(Element position data)
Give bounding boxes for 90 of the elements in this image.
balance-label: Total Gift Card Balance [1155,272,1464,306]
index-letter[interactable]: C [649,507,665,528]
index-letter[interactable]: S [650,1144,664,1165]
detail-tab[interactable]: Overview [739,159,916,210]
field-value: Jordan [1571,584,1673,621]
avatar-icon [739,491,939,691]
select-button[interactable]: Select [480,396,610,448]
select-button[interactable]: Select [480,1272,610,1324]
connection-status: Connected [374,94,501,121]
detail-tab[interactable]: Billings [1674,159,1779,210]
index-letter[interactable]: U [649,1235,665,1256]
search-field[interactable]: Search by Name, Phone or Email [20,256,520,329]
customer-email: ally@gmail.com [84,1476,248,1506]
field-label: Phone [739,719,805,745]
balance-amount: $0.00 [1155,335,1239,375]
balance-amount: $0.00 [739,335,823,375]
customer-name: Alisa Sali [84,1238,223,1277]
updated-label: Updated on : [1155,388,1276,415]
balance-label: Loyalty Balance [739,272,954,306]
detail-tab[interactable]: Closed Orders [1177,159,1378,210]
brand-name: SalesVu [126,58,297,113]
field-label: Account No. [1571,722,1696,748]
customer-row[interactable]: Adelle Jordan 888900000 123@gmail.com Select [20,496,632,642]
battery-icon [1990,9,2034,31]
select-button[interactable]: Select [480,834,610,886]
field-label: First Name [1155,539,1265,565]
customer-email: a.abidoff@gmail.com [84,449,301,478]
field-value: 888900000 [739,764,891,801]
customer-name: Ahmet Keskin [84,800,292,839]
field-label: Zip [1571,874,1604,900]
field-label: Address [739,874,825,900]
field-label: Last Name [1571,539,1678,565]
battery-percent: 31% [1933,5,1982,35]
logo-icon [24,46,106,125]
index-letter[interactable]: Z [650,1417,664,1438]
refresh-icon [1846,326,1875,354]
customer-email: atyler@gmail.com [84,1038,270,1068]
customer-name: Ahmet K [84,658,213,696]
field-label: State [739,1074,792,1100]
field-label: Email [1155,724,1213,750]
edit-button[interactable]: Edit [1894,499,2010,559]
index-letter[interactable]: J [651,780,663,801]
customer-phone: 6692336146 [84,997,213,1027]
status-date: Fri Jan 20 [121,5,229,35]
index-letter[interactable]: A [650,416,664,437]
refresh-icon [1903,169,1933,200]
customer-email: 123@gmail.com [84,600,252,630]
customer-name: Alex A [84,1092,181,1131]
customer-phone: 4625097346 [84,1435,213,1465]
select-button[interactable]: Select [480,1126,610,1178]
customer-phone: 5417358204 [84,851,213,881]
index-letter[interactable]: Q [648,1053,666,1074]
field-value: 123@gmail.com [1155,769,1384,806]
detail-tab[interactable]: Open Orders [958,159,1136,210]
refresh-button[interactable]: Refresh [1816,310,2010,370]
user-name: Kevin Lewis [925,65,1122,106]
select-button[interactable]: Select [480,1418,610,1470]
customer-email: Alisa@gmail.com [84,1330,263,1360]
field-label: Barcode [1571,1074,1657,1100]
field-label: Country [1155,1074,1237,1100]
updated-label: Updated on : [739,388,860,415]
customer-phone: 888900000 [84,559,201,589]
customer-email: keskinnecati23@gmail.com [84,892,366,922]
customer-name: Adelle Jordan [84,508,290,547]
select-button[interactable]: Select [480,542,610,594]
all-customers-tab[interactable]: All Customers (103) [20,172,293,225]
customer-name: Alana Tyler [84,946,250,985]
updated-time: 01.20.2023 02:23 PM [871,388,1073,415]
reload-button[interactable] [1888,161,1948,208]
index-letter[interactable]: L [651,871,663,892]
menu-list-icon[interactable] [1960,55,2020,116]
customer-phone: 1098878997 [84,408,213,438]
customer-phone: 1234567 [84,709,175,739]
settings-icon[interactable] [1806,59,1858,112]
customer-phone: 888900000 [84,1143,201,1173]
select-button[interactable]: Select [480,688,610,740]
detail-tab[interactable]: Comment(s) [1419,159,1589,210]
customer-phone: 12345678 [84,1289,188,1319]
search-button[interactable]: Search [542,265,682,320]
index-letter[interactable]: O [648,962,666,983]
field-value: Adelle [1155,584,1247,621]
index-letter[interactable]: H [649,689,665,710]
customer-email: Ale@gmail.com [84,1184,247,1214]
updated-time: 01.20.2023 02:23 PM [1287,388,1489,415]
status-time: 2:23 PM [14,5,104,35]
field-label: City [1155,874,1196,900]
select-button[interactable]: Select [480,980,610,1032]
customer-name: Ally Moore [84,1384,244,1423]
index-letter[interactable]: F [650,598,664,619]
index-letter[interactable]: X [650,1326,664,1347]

_Short exercise_
Please quote every line of the material above word for word.

_Output for this exercise_
Give bounding boxes for 90 of the elements in this image.
balance-label: Total Gift Card Balance [1155,272,1464,306]
index-letter[interactable]: C [649,507,665,528]
index-letter[interactable]: S [650,1144,664,1165]
detail-tab[interactable]: Overview [739,159,916,210]
field-value: Jordan [1571,584,1673,621]
avatar-icon [739,491,939,691]
select-button[interactable]: Select [480,396,610,448]
select-button[interactable]: Select [480,1272,610,1324]
connection-status: Connected [374,94,501,121]
detail-tab[interactable]: Billings [1674,159,1779,210]
index-letter[interactable]: U [649,1235,665,1256]
search-field[interactable]: Search by Name, Phone or Email [20,256,520,329]
customer-email: ally@gmail.com [84,1476,248,1506]
field-label: Phone [739,719,805,745]
balance-amount: $0.00 [1155,335,1239,375]
balance-amount: $0.00 [739,335,823,375]
customer-name: Alisa Sali [84,1238,223,1277]
updated-label: Updated on : [1155,388,1276,415]
balance-label: Loyalty Balance [739,272,954,306]
detail-tab[interactable]: Closed Orders [1177,159,1378,210]
brand-name: SalesVu [126,58,297,113]
field-label: Account No. [1571,722,1696,748]
customer-row[interactable]: Adelle Jordan 888900000 123@gmail.com Select [20,496,632,642]
battery-icon [1990,9,2034,31]
select-button[interactable]: Select [480,834,610,886]
field-label: First Name [1155,539,1265,565]
customer-email: a.abidoff@gmail.com [84,449,301,478]
field-value: 888900000 [739,764,891,801]
customer-name: Ahmet Keskin [84,800,292,839]
field-label: Zip [1571,874,1604,900]
field-label: Address [739,874,825,900]
field-label: Last Name [1571,539,1678,565]
battery-percent: 31% [1933,5,1982,35]
logo-icon [24,46,106,125]
index-letter[interactable]: Z [650,1417,664,1438]
refresh-icon [1846,326,1875,354]
customer-email: atyler@gmail.com [84,1038,270,1068]
customer-name: Ahmet K [84,658,213,696]
field-label: State [739,1074,792,1100]
field-label: Email [1155,724,1213,750]
edit-button[interactable]: Edit [1894,499,2010,559]
index-letter[interactable]: J [651,780,663,801]
customer-phone: 6692336146 [84,997,213,1027]
status-date: Fri Jan 20 [121,5,229,35]
index-letter[interactable]: A [650,416,664,437]
refresh-icon [1903,169,1933,200]
customer-email: 123@gmail.com [84,600,252,630]
customer-name: Alex A [84,1092,181,1131]
customer-phone: 4625097346 [84,1435,213,1465]
select-button[interactable]: Select [480,1126,610,1178]
customer-phone: 5417358204 [84,851,213,881]
index-letter[interactable]: Q [648,1053,666,1074]
field-value: 123@gmail.com [1155,769,1384,806]
detail-tab[interactable]: Open Orders [958,159,1136,210]
refresh-button[interactable]: Refresh [1816,310,2010,370]
user-name: Kevin Lewis [925,65,1122,106]
select-button[interactable]: Select [480,1418,610,1470]
customer-email: Alisa@gmail.com [84,1330,263,1360]
field-label: Barcode [1571,1074,1657,1100]
field-label: Country [1155,1074,1237,1100]
updated-label: Updated on : [739,388,860,415]
customer-phone: 888900000 [84,559,201,589]
customer-email: keskinnecati23@gmail.com [84,892,366,922]
customer-name: Adelle Jordan [84,508,290,547]
select-button[interactable]: Select [480,542,610,594]
all-customers-tab[interactable]: All Customers (103) [20,172,293,225]
customer-name: Alana Tyler [84,946,250,985]
updated-time: 01.20.2023 02:23 PM [871,388,1073,415]
reload-button[interactable] [1888,161,1948,208]
index-letter[interactable]: L [651,871,663,892]
menu-list-icon[interactable] [1960,55,2020,116]
customer-phone: 1098878997 [84,408,213,438]
customer-phone: 1234567 [84,709,175,739]
settings-icon[interactable] [1806,59,1858,112]
customer-phone: 888900000 [84,1143,201,1173]
select-button[interactable]: Select [480,688,610,740]
detail-tab[interactable]: Comment(s) [1419,159,1589,210]
customer-phone: 12345678 [84,1289,188,1319]
search-button[interactable]: Search [542,265,682,320]
index-letter[interactable]: O [648,962,666,983]
field-value: Adelle [1155,584,1247,621]
index-letter[interactable]: H [649,689,665,710]
customer-email: Ale@gmail.com [84,1184,247,1214]
updated-time: 01.20.2023 02:23 PM [1287,388,1489,415]
status-time: 2:23 PM [14,5,104,35]
field-label: City [1155,874,1196,900]
select-button[interactable]: Select [480,980,610,1032]
customer-name: Ally Moore [84,1384,244,1423]
index-letter[interactable]: F [650,598,664,619]
index-letter[interactable]: X [650,1326,664,1347]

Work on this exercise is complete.